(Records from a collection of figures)

_____

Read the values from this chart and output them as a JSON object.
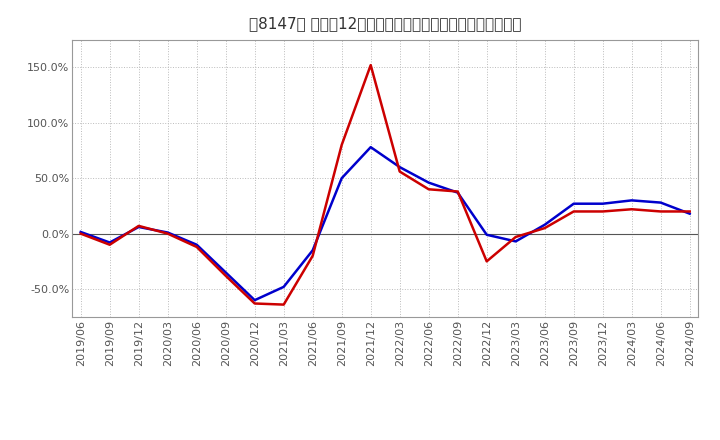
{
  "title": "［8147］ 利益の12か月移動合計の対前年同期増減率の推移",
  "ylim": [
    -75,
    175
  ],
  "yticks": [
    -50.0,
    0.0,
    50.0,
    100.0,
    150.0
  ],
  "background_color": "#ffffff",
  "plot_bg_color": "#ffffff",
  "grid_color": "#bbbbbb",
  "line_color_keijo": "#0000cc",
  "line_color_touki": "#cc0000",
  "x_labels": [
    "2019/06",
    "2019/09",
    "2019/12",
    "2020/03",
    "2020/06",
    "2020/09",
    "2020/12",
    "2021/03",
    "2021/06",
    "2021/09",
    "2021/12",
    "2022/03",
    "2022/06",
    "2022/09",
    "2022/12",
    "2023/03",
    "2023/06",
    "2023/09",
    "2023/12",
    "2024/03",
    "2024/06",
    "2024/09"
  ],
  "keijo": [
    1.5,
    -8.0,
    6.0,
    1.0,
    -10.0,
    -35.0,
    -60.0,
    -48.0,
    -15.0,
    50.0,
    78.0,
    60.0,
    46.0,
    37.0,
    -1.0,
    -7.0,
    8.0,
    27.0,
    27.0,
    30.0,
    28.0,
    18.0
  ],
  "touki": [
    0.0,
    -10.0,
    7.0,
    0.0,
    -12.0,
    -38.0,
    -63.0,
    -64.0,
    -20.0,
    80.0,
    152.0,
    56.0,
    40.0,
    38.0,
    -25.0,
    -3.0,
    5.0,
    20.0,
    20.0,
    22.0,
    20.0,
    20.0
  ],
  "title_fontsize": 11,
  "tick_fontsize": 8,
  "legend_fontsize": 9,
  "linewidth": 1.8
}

_____

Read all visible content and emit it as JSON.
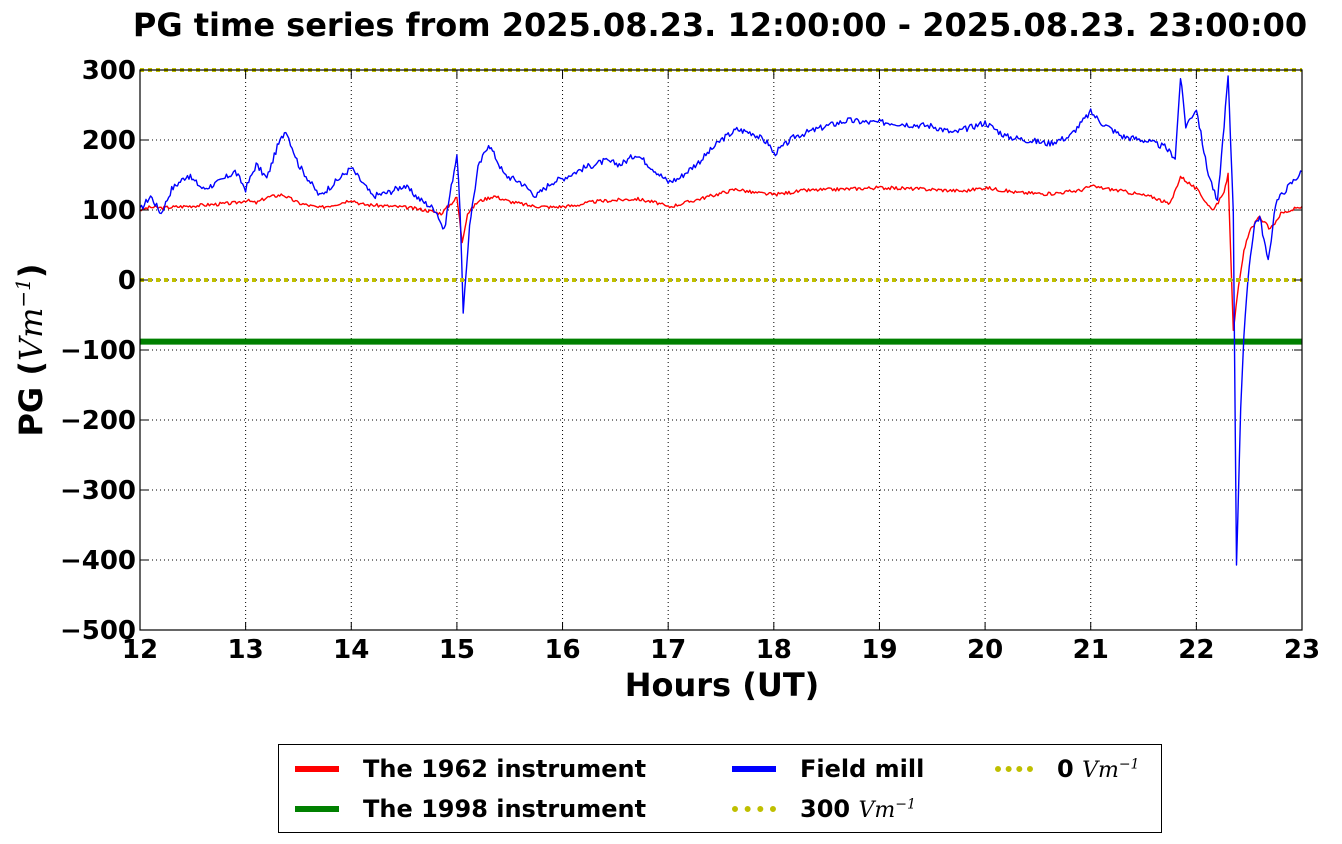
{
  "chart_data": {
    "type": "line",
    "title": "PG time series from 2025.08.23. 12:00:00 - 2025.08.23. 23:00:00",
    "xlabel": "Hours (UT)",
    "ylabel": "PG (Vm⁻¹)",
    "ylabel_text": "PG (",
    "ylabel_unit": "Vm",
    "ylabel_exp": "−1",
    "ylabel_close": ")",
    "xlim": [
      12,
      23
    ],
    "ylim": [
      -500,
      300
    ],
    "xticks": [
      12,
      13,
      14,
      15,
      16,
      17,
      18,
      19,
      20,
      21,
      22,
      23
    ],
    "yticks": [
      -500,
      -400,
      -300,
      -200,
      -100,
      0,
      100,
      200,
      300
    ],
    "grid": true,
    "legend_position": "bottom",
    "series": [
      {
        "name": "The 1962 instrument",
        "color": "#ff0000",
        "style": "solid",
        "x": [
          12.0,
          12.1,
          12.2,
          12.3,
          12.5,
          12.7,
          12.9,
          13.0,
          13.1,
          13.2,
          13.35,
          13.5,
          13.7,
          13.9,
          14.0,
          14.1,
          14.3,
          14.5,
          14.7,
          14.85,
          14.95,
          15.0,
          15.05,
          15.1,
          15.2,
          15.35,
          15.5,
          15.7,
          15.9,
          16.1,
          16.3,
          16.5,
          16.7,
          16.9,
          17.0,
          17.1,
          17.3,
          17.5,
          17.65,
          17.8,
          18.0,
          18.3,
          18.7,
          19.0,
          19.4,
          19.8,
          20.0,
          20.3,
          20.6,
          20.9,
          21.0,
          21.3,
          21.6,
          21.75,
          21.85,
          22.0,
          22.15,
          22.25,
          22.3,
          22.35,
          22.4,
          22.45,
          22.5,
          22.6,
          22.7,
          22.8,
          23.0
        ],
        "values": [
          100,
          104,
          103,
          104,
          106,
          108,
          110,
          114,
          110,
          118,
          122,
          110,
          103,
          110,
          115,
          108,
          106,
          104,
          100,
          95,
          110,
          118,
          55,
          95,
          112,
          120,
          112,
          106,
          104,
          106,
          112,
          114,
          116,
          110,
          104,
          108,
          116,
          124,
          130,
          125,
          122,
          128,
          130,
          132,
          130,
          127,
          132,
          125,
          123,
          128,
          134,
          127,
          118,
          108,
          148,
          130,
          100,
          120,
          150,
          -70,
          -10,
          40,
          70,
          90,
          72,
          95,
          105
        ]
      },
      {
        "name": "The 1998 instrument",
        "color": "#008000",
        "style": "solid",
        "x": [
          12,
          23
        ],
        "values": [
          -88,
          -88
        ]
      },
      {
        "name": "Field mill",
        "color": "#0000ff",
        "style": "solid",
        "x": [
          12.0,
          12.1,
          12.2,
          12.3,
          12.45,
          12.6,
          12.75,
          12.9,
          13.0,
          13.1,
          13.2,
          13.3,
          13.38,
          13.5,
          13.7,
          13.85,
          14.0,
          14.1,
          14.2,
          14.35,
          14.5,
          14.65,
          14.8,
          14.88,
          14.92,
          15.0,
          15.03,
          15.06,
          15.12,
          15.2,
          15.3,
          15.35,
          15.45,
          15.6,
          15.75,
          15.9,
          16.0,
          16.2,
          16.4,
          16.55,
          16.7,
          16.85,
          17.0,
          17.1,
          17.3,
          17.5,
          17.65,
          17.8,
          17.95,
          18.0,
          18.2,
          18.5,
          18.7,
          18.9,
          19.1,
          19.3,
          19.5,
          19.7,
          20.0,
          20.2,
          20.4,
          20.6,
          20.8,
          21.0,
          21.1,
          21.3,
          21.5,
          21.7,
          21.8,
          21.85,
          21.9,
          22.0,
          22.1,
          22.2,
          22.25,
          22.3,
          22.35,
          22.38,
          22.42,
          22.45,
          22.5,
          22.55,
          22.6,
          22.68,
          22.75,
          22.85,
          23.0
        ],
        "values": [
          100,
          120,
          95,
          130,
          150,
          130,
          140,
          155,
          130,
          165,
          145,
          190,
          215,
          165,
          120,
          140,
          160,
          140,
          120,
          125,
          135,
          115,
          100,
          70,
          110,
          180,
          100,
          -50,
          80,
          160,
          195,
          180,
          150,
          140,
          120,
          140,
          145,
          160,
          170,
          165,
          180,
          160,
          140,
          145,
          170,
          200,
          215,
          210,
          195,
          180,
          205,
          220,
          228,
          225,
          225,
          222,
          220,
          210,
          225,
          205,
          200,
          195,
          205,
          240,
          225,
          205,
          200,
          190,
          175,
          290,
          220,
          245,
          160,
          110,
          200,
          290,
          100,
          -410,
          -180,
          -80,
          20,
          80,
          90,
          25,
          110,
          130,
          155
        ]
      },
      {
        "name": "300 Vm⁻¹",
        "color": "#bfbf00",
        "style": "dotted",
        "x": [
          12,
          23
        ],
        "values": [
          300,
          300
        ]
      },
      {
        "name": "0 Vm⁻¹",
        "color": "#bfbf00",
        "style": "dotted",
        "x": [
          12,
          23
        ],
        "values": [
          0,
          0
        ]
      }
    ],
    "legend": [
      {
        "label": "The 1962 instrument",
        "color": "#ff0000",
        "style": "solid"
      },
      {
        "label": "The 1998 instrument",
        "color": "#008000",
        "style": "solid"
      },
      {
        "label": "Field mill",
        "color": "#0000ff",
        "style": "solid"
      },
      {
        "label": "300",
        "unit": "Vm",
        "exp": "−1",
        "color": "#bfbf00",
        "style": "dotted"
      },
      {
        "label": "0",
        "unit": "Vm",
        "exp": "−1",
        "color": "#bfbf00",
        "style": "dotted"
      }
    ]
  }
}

_____

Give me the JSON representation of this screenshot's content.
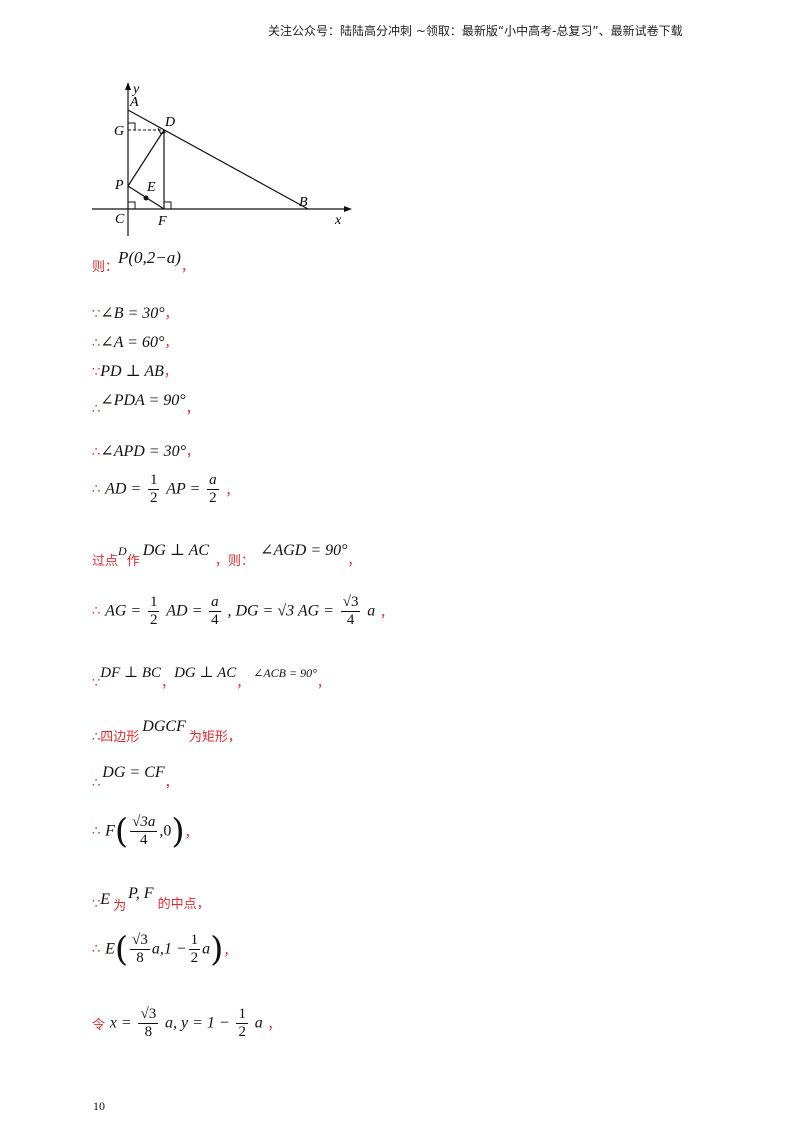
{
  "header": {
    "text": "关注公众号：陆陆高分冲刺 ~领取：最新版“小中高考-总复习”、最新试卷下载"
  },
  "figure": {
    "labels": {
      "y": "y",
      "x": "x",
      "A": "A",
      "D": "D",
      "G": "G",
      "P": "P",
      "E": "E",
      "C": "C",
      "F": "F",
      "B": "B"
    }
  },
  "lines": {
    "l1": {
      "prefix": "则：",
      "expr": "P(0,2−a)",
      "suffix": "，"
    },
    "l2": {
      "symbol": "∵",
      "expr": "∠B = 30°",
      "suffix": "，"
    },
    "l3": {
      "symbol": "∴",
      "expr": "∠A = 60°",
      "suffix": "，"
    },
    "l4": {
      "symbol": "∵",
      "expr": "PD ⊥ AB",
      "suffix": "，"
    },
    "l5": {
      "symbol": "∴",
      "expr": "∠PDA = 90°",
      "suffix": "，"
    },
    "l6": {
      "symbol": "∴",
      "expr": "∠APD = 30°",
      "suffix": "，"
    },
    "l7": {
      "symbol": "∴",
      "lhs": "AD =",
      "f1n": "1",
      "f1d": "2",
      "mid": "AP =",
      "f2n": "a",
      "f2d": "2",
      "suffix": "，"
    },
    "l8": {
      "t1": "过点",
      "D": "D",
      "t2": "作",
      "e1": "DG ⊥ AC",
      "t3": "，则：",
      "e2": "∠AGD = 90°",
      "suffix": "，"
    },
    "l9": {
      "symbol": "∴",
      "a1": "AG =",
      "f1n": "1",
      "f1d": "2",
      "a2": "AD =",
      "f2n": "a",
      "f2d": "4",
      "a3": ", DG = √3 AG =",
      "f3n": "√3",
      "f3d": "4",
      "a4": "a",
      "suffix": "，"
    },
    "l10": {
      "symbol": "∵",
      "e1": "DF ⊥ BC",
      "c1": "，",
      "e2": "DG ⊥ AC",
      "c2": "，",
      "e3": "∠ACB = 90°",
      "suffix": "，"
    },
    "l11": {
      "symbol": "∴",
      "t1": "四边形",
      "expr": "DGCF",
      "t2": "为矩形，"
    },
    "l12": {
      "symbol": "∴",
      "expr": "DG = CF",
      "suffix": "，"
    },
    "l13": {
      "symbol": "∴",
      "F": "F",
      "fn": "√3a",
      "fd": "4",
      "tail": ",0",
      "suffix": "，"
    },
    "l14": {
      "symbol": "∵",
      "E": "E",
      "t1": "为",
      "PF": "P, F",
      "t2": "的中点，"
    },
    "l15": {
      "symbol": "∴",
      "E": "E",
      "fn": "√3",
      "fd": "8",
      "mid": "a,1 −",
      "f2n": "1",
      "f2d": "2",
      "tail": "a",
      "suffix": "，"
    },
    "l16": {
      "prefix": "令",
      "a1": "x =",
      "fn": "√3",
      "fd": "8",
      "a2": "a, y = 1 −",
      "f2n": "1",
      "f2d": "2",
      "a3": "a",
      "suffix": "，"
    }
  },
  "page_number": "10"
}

_____

- Aim:
All lines that include "series" are to be gathered and copied.

- Written response:
    "title": "PG time series from 2025.08.23. 12:00:00 - 2025.08.23. 23:00:00",
    "series": [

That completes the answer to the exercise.